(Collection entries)
>> START
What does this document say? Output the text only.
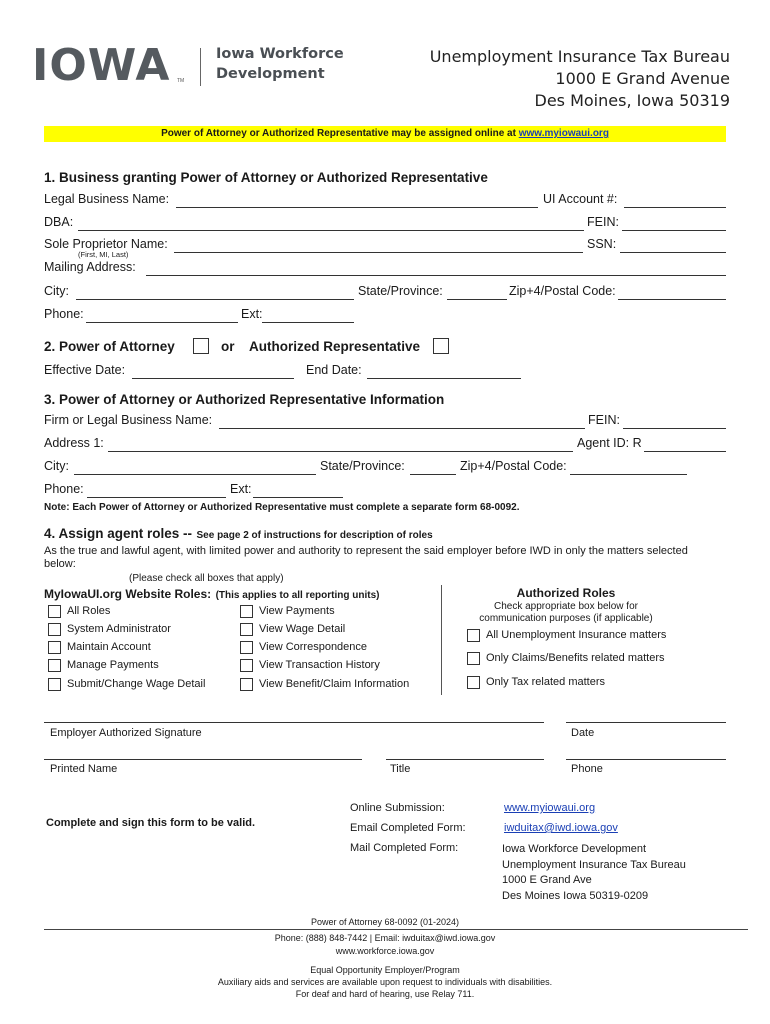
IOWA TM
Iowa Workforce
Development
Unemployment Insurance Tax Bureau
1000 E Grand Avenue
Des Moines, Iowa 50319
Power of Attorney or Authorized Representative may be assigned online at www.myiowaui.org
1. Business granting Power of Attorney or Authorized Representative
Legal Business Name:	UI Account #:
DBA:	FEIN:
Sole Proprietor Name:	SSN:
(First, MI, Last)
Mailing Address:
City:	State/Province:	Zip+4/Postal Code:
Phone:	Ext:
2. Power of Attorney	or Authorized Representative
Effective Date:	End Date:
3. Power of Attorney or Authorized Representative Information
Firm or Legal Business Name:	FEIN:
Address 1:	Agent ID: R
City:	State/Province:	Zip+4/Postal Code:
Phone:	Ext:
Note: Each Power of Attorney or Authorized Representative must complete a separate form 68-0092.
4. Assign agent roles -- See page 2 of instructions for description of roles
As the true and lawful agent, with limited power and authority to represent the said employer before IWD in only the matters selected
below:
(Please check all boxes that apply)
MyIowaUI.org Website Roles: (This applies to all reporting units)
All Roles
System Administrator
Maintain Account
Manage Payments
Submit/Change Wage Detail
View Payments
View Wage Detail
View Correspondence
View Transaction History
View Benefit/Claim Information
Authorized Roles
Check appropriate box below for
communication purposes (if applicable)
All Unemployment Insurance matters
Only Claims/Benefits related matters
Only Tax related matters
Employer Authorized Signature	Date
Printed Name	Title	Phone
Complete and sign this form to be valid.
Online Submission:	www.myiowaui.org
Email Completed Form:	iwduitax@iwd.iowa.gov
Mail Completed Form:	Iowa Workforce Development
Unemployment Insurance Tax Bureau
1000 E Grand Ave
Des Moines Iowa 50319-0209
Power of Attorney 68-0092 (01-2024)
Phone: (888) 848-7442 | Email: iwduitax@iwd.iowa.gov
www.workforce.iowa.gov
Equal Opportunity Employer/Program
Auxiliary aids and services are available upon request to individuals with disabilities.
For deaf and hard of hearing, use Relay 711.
>> END
>> START
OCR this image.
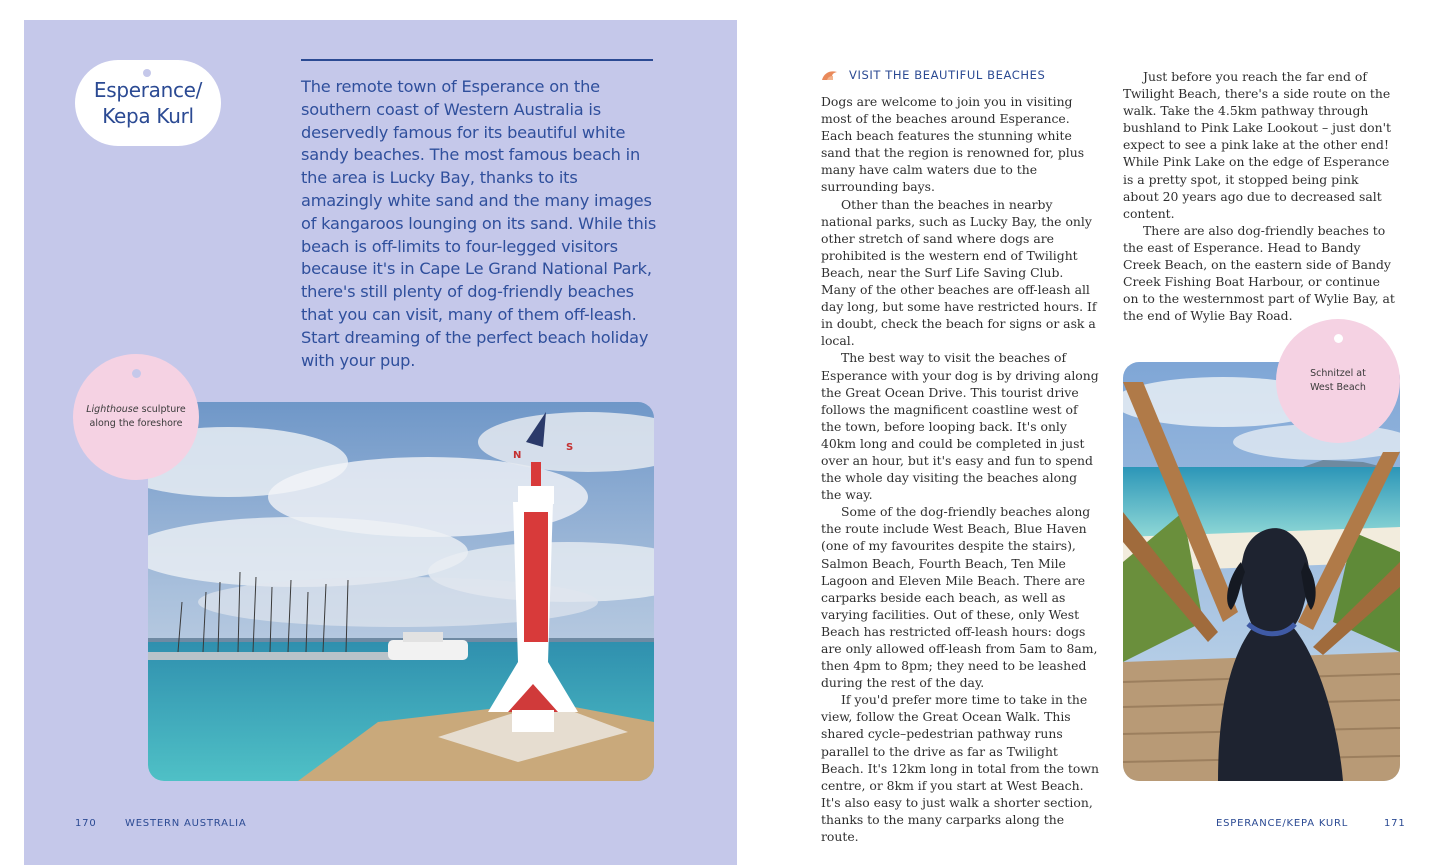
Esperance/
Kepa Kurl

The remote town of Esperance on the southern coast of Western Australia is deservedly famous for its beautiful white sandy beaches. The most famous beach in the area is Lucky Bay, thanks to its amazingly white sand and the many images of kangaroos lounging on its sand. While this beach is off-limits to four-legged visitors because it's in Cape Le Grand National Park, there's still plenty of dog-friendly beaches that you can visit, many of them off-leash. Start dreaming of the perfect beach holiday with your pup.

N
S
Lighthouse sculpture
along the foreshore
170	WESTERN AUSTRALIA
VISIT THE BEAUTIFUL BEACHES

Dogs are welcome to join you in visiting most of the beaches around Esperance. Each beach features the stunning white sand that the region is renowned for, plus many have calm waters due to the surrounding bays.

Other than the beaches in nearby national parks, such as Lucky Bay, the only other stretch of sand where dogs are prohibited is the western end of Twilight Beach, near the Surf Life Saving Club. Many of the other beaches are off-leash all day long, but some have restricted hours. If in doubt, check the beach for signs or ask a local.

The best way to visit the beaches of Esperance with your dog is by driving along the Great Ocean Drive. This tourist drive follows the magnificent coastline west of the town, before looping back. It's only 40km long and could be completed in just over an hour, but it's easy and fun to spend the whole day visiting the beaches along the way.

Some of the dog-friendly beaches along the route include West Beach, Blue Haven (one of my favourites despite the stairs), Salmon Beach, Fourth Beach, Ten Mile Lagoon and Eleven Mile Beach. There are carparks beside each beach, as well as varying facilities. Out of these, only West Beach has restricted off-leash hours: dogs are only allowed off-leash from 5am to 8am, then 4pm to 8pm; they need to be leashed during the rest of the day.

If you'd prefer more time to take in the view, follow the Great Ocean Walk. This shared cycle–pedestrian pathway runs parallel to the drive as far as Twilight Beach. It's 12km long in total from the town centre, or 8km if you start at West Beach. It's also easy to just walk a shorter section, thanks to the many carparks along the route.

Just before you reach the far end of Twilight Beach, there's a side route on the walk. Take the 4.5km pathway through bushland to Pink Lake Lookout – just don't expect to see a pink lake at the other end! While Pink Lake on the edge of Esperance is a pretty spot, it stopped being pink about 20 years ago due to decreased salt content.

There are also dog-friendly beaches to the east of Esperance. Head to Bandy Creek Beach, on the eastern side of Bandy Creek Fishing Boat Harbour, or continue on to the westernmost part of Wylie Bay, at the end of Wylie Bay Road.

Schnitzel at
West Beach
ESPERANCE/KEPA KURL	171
>> END
» **Written task**
In the data above, count the lines where the word "drive" appears; reply with the number only.

» **Result for this exercise**
2